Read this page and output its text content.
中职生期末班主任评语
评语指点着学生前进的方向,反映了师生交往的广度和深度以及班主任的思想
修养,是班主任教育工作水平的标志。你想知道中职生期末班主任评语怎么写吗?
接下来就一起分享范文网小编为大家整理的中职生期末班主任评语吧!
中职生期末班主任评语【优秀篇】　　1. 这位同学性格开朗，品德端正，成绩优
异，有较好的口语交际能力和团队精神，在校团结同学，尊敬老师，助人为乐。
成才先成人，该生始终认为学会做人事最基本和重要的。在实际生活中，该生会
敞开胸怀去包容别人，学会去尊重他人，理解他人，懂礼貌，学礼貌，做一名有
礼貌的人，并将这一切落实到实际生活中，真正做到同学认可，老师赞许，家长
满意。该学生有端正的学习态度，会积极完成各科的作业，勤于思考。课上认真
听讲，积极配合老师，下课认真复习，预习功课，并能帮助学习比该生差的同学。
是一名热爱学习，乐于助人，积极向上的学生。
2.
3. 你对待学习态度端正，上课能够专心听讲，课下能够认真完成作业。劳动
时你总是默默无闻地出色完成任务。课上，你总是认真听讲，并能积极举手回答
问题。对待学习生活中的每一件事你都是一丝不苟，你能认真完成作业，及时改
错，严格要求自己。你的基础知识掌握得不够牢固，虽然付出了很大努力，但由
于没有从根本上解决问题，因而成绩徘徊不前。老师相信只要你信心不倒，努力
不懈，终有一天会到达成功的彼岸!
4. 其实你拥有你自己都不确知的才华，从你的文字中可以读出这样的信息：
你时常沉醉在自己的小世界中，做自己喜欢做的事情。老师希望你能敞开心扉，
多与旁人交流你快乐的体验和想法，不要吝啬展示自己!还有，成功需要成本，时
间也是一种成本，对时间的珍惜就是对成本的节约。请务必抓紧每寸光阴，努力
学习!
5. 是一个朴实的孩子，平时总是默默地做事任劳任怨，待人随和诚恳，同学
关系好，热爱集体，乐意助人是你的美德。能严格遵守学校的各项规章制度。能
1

— Problem details —
Print every record above exactly as written.

— Result of this exercise —
Read this page and output its text content.
中职生期末班主任评语
评语指点着学生前进的方向,反映了师生交往的广度和深度以及班主任的思想
修养,是班主任教育工作水平的标志。你想知道中职生期末班主任评语怎么写吗?
接下来就一起分享范文网小编为大家整理的中职生期末班主任评语吧!
中职生期末班主任评语【优秀篇】　　1. 这位同学性格开朗，品德端正，成绩优
异，有较好的口语交际能力和团队精神，在校团结同学，尊敬老师，助人为乐。
成才先成人，该生始终认为学会做人事最基本和重要的。在实际生活中，该生会
敞开胸怀去包容别人，学会去尊重他人，理解他人，懂礼貌，学礼貌，做一名有
礼貌的人，并将这一切落实到实际生活中，真正做到同学认可，老师赞许，家长
满意。该学生有端正的学习态度，会积极完成各科的作业，勤于思考。课上认真
听讲，积极配合老师，下课认真复习，预习功课，并能帮助学习比该生差的同学。
是一名热爱学习，乐于助人，积极向上的学生。
2.
3. 你对待学习态度端正，上课能够专心听讲，课下能够认真完成作业。劳动
时你总是默默无闻地出色完成任务。课上，你总是认真听讲，并能积极举手回答
问题。对待学习生活中的每一件事你都是一丝不苟，你能认真完成作业，及时改
错，严格要求自己。你的基础知识掌握得不够牢固，虽然付出了很大努力，但由
于没有从根本上解决问题，因而成绩徘徊不前。老师相信只要你信心不倒，努力
不懈，终有一天会到达成功的彼岸!
4. 其实你拥有你自己都不确知的才华，从你的文字中可以读出这样的信息：
你时常沉醉在自己的小世界中，做自己喜欢做的事情。老师希望你能敞开心扉，
多与旁人交流你快乐的体验和想法，不要吝啬展示自己!还有，成功需要成本，时
间也是一种成本，对时间的珍惜就是对成本的节约。请务必抓紧每寸光阴，努力
学习!
5. 是一个朴实的孩子，平时总是默默地做事任劳任怨，待人随和诚恳，同学
关系好，热爱集体，乐意助人是你的美德。能严格遵守学校的各项规章制度。能
1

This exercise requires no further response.